Required task ▸ Reproduce all of the lines below word for word, leaving none out.

Stored data ▸
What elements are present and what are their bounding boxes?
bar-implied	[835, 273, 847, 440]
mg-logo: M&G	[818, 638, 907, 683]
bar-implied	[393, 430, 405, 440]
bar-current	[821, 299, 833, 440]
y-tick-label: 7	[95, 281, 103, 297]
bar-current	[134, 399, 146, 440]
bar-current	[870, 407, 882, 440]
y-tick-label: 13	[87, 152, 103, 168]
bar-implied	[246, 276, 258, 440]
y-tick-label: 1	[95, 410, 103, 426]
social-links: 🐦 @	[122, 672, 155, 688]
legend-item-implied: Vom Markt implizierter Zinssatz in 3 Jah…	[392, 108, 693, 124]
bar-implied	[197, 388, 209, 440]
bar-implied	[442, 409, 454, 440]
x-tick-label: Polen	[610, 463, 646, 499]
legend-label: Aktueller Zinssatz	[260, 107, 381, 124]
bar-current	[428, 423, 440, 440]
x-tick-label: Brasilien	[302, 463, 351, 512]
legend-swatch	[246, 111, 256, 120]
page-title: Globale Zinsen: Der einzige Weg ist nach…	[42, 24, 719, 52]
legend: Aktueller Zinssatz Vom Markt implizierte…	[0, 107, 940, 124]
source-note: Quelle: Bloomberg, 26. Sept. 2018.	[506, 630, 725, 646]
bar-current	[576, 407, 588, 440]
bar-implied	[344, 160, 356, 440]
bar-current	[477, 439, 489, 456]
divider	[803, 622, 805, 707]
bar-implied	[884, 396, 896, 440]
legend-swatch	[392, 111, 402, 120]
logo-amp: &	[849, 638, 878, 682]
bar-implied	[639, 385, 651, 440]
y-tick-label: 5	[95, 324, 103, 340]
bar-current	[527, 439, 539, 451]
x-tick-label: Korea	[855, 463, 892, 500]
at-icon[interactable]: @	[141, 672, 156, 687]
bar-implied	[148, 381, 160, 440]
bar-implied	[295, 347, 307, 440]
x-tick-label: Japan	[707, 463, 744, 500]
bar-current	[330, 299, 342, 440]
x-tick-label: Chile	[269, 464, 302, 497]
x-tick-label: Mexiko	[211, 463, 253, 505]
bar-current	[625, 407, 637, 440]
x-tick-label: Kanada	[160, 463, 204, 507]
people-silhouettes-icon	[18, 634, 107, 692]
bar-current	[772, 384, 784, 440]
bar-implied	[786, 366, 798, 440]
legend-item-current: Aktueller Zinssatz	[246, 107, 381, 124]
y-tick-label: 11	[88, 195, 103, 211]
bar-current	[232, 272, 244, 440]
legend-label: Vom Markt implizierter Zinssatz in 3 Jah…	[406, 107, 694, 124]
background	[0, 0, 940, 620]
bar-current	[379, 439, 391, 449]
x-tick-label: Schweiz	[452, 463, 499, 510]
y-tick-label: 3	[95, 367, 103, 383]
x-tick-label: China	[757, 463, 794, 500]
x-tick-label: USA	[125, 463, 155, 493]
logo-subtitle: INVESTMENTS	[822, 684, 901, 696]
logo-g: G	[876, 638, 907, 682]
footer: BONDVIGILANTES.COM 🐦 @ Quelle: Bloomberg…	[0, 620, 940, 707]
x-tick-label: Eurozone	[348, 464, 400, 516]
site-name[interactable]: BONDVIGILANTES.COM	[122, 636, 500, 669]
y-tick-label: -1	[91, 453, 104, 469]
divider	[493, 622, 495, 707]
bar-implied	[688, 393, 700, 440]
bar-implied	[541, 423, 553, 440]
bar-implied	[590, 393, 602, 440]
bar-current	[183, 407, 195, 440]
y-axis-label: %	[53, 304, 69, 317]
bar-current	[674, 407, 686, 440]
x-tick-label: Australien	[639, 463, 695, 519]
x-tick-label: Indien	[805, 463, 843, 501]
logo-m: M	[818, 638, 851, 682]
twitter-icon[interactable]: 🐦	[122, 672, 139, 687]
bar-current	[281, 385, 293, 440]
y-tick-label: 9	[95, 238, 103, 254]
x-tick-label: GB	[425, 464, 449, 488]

Solution to the problem ▸
What elements are present and what are their bounding boxes?
bar-implied	[835, 273, 847, 440]
mg-logo: M&G	[818, 638, 907, 683]
bar-implied	[393, 430, 405, 440]
bar-current	[821, 299, 833, 440]
y-tick-label: 7	[95, 281, 103, 297]
bar-current	[134, 399, 146, 440]
bar-current	[870, 407, 882, 440]
y-tick-label: 13	[87, 152, 103, 168]
bar-implied	[246, 276, 258, 440]
y-tick-label: 1	[95, 410, 103, 426]
social-links: 🐦 @	[122, 672, 155, 688]
legend-item-implied: Vom Markt implizierter Zinssatz in 3 Jah…	[392, 108, 693, 124]
bar-implied	[197, 388, 209, 440]
bar-implied	[442, 409, 454, 440]
x-tick-label: Polen	[610, 463, 646, 499]
legend-label: Aktueller Zinssatz	[260, 107, 381, 124]
bar-current	[428, 423, 440, 440]
x-tick-label: Brasilien	[302, 463, 351, 512]
legend-swatch	[246, 111, 256, 120]
page-title: Globale Zinsen: Der einzige Weg ist nach…	[42, 24, 719, 52]
legend: Aktueller Zinssatz Vom Markt implizierte…	[0, 107, 940, 124]
source-note: Quelle: Bloomberg, 26. Sept. 2018.	[506, 630, 725, 646]
bar-current	[576, 407, 588, 440]
bar-implied	[344, 160, 356, 440]
bar-current	[477, 439, 489, 456]
divider	[803, 622, 805, 707]
bar-implied	[884, 396, 896, 440]
legend-swatch	[392, 111, 402, 120]
logo-amp: &	[849, 638, 878, 682]
bar-implied	[639, 385, 651, 440]
y-tick-label: 5	[95, 324, 103, 340]
bar-current	[527, 439, 539, 451]
x-tick-label: Korea	[855, 463, 892, 500]
at-icon[interactable]: @	[141, 672, 156, 687]
bar-implied	[148, 381, 160, 440]
bar-implied	[295, 347, 307, 440]
x-tick-label: Japan	[707, 463, 744, 500]
bar-current	[330, 299, 342, 440]
x-tick-label: Chile	[269, 464, 302, 497]
x-tick-label: Mexiko	[211, 463, 253, 505]
bar-current	[625, 407, 637, 440]
x-tick-label: Kanada	[160, 463, 204, 507]
people-silhouettes-icon	[18, 634, 107, 692]
bar-current	[772, 384, 784, 440]
bar-implied	[786, 366, 798, 440]
legend-item-current: Aktueller Zinssatz	[246, 107, 381, 124]
y-tick-label: 11	[88, 195, 103, 211]
bar-current	[232, 272, 244, 440]
legend-label: Vom Markt implizierter Zinssatz in 3 Jah…	[406, 107, 694, 124]
background	[0, 0, 940, 620]
bar-current	[379, 439, 391, 449]
x-tick-label: Schweiz	[452, 463, 499, 510]
y-tick-label: 3	[95, 367, 103, 383]
x-tick-label: China	[757, 463, 794, 500]
x-tick-label: USA	[125, 463, 155, 493]
logo-subtitle: INVESTMENTS	[822, 684, 901, 696]
logo-g: G	[876, 638, 907, 682]
footer: BONDVIGILANTES.COM 🐦 @ Quelle: Bloomberg…	[0, 620, 940, 707]
x-tick-label: Eurozone	[348, 464, 400, 516]
site-name[interactable]: BONDVIGILANTES.COM	[122, 636, 500, 669]
y-tick-label: -1	[91, 453, 104, 469]
divider	[493, 622, 495, 707]
bar-implied	[688, 393, 700, 440]
bar-implied	[541, 423, 553, 440]
bar-implied	[590, 393, 602, 440]
bar-current	[183, 407, 195, 440]
y-axis-label: %	[53, 304, 69, 317]
bar-current	[674, 407, 686, 440]
x-tick-label: Australien	[639, 463, 695, 519]
x-tick-label: Indien	[805, 463, 843, 501]
logo-m: M	[818, 638, 851, 682]
twitter-icon[interactable]: 🐦	[122, 672, 139, 687]
bar-current	[281, 385, 293, 440]
y-tick-label: 9	[95, 238, 103, 254]
x-tick-label: GB	[425, 464, 449, 488]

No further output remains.